Your task:
Your task is to output all the records below, word for word.

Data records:
● ● ● ●

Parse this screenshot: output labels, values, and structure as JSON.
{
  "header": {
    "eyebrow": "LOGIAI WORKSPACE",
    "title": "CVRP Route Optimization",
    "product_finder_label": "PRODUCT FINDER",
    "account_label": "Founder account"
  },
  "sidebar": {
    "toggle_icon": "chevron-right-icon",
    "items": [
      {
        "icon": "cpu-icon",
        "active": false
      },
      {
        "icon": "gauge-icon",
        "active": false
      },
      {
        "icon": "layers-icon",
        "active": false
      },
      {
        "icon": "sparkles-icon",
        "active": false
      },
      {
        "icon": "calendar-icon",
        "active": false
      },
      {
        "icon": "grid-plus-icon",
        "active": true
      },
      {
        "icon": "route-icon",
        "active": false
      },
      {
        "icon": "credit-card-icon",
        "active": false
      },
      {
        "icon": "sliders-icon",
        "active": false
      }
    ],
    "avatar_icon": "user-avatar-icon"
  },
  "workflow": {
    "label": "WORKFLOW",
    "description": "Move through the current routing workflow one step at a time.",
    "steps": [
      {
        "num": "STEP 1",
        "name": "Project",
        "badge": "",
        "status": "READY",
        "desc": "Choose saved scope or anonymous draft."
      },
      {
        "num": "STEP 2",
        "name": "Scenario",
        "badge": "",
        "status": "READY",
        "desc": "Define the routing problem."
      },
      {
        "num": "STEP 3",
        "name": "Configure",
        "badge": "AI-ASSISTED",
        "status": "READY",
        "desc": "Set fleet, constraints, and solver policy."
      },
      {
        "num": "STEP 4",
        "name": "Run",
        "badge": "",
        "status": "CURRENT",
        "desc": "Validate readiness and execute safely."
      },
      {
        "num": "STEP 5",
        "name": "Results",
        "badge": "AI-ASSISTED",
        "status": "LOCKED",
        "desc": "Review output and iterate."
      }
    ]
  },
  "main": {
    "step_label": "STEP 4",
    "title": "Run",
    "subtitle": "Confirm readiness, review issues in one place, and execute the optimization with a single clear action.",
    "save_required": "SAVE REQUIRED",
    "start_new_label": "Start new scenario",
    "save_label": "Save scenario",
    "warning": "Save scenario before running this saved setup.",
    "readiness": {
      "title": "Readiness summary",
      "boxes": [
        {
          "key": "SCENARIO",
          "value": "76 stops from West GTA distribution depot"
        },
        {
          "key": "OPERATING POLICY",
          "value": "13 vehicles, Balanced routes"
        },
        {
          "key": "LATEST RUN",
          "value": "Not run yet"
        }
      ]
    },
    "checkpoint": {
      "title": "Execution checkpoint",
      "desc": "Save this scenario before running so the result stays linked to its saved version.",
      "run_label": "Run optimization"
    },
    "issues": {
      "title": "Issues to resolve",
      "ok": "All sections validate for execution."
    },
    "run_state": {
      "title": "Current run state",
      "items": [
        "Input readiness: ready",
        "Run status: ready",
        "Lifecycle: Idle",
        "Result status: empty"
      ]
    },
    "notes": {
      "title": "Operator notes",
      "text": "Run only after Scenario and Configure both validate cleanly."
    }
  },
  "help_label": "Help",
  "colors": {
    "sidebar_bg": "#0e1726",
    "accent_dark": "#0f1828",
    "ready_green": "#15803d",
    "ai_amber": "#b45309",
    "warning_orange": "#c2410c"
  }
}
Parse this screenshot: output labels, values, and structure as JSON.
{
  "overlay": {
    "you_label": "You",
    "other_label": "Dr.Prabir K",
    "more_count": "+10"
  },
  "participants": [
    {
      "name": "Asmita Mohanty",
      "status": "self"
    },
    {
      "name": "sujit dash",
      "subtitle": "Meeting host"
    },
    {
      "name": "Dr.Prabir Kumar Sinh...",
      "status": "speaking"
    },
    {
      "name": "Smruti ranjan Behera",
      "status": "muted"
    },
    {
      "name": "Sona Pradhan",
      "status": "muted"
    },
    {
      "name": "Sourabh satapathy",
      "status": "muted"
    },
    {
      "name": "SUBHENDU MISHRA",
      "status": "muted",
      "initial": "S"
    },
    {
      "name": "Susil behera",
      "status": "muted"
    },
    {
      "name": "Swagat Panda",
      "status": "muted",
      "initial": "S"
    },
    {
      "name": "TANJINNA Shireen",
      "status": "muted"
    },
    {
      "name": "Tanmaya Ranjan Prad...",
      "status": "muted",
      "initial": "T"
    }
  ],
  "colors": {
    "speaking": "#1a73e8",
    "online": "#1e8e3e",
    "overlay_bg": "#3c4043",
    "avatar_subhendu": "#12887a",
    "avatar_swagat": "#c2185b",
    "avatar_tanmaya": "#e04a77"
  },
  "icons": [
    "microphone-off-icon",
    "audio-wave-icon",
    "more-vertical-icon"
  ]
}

● ● ● ●

Output below:
Parse this screenshot: output labels, values, and structure as JSON.
{
  "header": {
    "eyebrow": "LOGIAI WORKSPACE",
    "title": "CVRP Route Optimization",
    "product_finder_label": "PRODUCT FINDER",
    "account_label": "Founder account"
  },
  "sidebar": {
    "toggle_icon": "chevron-right-icon",
    "items": [
      {
        "icon": "cpu-icon",
        "active": false
      },
      {
        "icon": "gauge-icon",
        "active": false
      },
      {
        "icon": "layers-icon",
        "active": false
      },
      {
        "icon": "sparkles-icon",
        "active": false
      },
      {
        "icon": "calendar-icon",
        "active": false
      },
      {
        "icon": "grid-plus-icon",
        "active": true
      },
      {
        "icon": "route-icon",
        "active": false
      },
      {
        "icon": "credit-card-icon",
        "active": false
      },
      {
        "icon": "sliders-icon",
        "active": false
      }
    ],
    "avatar_icon": "user-avatar-icon"
  },
  "workflow": {
    "label": "WORKFLOW",
    "description": "Move through the current routing workflow one step at a time.",
    "steps": [
      {
        "num": "STEP 1",
        "name": "Project",
        "badge": "",
        "status": "READY",
        "desc": "Choose saved scope or anonymous draft."
      },
      {
        "num": "STEP 2",
        "name": "Scenario",
        "badge": "",
        "status": "READY",
        "desc": "Define the routing problem."
      },
      {
        "num": "STEP 3",
        "name": "Configure",
        "badge": "AI-ASSISTED",
        "status": "READY",
        "desc": "Set fleet, constraints, and solver policy."
      },
      {
        "num": "STEP 4",
        "name": "Run",
        "badge": "",
        "status": "CURRENT",
        "desc": "Validate readiness and execute safely."
      },
      {
        "num": "STEP 5",
        "name": "Results",
        "badge": "AI-ASSISTED",
        "status": "LOCKED",
        "desc": "Review output and iterate."
      }
    ]
  },
  "main": {
    "step_label": "STEP 4",
    "title": "Run",
    "subtitle": "Confirm readiness, review issues in one place, and execute the optimization with a single clear action.",
    "save_required": "SAVE REQUIRED",
    "start_new_label": "Start new scenario",
    "save_label": "Save scenario",
    "warning": "Save scenario before running this saved setup.",
    "readiness": {
      "title": "Readiness summary",
      "boxes": [
        {
          "key": "SCENARIO",
          "value": "76 stops from West GTA distribution depot"
        },
        {
          "key": "OPERATING POLICY",
          "value": "13 vehicles, Balanced routes"
        },
        {
          "key": "LATEST RUN",
          "value": "Not run yet"
        }
      ]
    },
    "checkpoint": {
      "title": "Execution checkpoint",
      "desc": "Save this scenario before running so the result stays linked to its saved version.",
      "run_label": "Run optimization"
    },
    "issues": {
      "title": "Issues to resolve",
      "ok": "All sections validate for execution."
    },
    "run_state": {
      "title": "Current run state",
      "items": [
        "Input readiness: ready",
        "Run status: ready",
        "Lifecycle: Idle",
        "Result status: empty"
      ]
    },
    "notes": {
      "title": "Operator notes",
      "text": "Run only after Scenario and Configure both validate cleanly."
    }
  },
  "help_label": "Help",
  "colors": {
    "sidebar_bg": "#0e1726",
    "accent_dark": "#0f1828",
    "ready_green": "#15803d",
    "ai_amber": "#b45309",
    "warning_orange": "#c2410c"
  }
}
Parse this screenshot: output labels, values, and structure as JSON.
{
  "overlay": {
    "you_label": "You",
    "other_label": "Dr.Prabir K",
    "more_count": "+10"
  },
  "participants": [
    {
      "name": "Asmita Mohanty",
      "status": "self"
    },
    {
      "name": "sujit dash",
      "subtitle": "Meeting host"
    },
    {
      "name": "Dr.Prabir Kumar Sinh...",
      "status": "speaking"
    },
    {
      "name": "Smruti ranjan Behera",
      "status": "muted"
    },
    {
      "name": "Sona Pradhan",
      "status": "muted"
    },
    {
      "name": "Sourabh satapathy",
      "status": "muted"
    },
    {
      "name": "SUBHENDU MISHRA",
      "status": "muted",
      "initial": "S"
    },
    {
      "name": "Susil behera",
      "status": "muted"
    },
    {
      "name": "Swagat Panda",
      "status": "muted",
      "initial": "S"
    },
    {
      "name": "TANJINNA Shireen",
      "status": "muted"
    },
    {
      "name": "Tanmaya Ranjan Prad...",
      "status": "muted",
      "initial": "T"
    }
  ],
  "colors": {
    "speaking": "#1a73e8",
    "online": "#1e8e3e",
    "overlay_bg": "#3c4043",
    "avatar_subhendu": "#12887a",
    "avatar_swagat": "#c2185b",
    "avatar_tanmaya": "#e04a77"
  },
  "icons": [
    "microphone-off-icon",
    "audio-wave-icon",
    "more-vertical-icon"
  ]
}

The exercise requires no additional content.